[Dataset excerpts]
======
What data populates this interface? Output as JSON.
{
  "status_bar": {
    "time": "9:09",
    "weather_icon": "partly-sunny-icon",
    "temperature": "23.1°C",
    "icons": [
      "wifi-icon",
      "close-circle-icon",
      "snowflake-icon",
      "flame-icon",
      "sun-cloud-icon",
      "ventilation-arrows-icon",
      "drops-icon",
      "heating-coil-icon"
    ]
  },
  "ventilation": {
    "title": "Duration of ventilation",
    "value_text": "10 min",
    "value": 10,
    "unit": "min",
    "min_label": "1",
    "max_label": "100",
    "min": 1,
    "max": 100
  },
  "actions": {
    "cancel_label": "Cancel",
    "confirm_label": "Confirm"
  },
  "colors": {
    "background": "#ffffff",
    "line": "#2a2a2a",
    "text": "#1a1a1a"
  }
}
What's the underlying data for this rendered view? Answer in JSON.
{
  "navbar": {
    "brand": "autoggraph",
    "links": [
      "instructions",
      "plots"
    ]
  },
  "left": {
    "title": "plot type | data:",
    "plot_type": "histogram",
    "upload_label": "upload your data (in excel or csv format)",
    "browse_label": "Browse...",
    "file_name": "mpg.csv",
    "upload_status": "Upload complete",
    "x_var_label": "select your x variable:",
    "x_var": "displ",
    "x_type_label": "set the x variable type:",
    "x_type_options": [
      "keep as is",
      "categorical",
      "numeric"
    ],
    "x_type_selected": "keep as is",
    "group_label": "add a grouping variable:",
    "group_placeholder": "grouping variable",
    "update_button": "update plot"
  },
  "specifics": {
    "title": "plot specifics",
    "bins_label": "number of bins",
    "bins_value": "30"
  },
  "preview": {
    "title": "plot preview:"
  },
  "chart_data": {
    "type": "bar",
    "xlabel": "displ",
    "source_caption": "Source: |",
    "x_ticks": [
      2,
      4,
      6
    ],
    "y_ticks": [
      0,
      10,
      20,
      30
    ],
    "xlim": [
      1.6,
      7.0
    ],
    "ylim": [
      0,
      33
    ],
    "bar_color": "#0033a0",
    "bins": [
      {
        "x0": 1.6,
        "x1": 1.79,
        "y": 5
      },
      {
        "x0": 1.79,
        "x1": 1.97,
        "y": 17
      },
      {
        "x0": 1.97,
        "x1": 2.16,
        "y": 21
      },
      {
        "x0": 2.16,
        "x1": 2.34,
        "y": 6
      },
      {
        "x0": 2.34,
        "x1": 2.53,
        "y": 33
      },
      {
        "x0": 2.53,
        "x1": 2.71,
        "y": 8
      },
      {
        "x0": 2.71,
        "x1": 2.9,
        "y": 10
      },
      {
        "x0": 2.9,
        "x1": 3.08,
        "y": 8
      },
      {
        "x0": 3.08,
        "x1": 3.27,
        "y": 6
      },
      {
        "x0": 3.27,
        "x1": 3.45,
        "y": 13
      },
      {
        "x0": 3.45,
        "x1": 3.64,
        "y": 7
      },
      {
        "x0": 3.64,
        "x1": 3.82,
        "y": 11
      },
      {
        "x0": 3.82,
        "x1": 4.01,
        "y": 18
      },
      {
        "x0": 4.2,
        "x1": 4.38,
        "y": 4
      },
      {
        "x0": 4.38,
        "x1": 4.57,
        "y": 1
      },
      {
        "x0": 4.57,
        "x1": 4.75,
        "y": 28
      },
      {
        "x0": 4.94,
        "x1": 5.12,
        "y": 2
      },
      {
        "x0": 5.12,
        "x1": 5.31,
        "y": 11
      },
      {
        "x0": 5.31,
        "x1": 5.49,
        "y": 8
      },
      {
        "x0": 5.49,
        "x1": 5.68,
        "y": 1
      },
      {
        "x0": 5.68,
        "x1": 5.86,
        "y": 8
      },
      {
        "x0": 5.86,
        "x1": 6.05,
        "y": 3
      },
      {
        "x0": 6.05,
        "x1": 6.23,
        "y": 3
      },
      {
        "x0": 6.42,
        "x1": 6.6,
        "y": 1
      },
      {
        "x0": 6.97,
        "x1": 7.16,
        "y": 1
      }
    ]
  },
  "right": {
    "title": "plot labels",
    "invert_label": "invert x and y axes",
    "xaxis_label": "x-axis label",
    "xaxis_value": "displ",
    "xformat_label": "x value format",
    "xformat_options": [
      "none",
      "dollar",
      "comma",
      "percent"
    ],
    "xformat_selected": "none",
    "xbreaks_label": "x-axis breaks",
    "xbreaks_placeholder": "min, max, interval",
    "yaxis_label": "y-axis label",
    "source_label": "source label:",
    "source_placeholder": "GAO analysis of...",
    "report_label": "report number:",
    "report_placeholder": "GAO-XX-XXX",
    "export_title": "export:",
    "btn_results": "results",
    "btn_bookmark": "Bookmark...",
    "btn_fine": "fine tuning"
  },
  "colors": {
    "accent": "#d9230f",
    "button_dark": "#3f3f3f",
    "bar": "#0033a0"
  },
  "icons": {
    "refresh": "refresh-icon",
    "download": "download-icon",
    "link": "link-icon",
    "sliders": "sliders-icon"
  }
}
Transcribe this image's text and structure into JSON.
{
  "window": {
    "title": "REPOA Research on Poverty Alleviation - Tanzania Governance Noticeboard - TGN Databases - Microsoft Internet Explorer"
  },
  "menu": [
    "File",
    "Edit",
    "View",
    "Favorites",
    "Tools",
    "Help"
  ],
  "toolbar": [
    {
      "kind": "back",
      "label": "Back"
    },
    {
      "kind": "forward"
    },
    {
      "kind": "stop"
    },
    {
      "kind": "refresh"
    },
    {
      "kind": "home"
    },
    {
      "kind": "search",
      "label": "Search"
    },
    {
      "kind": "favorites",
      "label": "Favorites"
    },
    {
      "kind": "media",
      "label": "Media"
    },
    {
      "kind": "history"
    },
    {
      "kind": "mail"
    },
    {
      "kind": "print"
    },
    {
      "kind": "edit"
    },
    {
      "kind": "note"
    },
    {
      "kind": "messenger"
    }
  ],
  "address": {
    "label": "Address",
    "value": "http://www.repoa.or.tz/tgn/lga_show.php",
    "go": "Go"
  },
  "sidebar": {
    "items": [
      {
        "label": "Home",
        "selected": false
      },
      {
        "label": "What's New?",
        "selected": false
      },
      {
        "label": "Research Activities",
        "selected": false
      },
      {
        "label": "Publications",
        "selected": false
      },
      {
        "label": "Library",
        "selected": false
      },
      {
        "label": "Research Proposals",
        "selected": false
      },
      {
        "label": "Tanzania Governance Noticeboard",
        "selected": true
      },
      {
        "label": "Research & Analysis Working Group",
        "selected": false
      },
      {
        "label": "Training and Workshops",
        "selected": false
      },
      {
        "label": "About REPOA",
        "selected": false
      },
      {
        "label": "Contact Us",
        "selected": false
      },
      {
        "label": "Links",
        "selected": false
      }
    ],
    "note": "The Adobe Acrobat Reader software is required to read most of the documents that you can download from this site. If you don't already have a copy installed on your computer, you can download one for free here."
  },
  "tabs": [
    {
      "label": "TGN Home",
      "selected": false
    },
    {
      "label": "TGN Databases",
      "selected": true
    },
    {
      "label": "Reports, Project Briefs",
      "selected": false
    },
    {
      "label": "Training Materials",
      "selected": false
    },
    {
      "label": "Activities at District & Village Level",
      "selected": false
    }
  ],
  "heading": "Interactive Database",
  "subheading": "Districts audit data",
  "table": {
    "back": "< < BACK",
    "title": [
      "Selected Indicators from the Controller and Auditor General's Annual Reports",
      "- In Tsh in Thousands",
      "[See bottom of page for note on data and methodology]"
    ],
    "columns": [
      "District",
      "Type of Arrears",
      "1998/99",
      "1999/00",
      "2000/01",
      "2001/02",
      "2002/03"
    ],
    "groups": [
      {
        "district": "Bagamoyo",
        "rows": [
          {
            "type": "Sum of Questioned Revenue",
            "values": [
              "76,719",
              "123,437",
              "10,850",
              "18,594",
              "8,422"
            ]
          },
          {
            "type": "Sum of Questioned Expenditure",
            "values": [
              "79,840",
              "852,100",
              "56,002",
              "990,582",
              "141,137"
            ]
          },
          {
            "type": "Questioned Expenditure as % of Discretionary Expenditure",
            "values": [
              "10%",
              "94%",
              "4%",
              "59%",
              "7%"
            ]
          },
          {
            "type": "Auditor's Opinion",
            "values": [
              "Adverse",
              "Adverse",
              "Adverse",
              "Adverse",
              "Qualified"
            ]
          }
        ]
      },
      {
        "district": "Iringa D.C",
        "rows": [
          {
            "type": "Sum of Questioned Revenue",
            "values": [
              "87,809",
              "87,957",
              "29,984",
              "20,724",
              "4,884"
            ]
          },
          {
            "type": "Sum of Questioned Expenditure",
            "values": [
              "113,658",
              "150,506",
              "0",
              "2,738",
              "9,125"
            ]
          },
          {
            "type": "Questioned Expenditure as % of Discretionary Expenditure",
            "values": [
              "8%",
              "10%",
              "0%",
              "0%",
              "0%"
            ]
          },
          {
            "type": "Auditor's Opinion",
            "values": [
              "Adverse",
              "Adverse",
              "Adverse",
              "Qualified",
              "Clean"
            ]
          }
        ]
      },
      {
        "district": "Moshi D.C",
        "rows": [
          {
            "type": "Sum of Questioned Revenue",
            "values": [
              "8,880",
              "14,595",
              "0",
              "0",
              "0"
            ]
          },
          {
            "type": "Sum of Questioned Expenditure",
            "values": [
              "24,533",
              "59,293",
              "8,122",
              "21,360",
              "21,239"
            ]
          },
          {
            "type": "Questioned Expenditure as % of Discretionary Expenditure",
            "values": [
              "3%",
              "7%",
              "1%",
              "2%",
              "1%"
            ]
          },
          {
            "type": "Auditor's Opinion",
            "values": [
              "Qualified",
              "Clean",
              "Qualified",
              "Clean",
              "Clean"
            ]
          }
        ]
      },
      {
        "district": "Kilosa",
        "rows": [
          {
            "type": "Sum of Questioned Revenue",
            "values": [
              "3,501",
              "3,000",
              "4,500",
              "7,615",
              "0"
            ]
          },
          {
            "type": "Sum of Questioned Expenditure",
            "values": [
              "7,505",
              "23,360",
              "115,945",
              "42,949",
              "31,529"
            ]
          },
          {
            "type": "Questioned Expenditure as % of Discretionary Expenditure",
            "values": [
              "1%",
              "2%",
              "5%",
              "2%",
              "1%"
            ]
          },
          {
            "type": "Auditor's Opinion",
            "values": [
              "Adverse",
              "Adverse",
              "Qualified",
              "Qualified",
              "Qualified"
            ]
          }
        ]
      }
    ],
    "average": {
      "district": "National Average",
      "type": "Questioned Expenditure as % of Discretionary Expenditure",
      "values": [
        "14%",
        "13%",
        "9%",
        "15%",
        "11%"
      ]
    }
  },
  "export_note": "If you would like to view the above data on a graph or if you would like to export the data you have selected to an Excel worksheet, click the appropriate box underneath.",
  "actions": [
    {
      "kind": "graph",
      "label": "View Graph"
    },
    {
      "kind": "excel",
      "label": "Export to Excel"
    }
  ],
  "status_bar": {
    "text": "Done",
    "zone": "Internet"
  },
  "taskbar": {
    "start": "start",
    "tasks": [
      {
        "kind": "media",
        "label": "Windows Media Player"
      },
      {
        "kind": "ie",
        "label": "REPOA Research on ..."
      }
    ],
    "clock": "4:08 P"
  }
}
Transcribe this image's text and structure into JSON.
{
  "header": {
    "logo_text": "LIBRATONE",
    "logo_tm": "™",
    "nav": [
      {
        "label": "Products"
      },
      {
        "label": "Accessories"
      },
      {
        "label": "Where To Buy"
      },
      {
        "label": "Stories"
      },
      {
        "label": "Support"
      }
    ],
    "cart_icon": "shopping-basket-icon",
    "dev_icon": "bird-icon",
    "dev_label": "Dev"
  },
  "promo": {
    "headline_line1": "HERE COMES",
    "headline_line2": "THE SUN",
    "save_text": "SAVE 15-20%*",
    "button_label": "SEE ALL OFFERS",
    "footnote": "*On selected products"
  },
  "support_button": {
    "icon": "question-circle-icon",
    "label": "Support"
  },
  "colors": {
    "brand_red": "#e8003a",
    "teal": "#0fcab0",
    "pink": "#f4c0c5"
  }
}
======
■ Objective
Report each line in the data that holds the word "grouping".

■ Result
    "group_label": "add a grouping variable:",
    "group_placeholder": "grouping variable",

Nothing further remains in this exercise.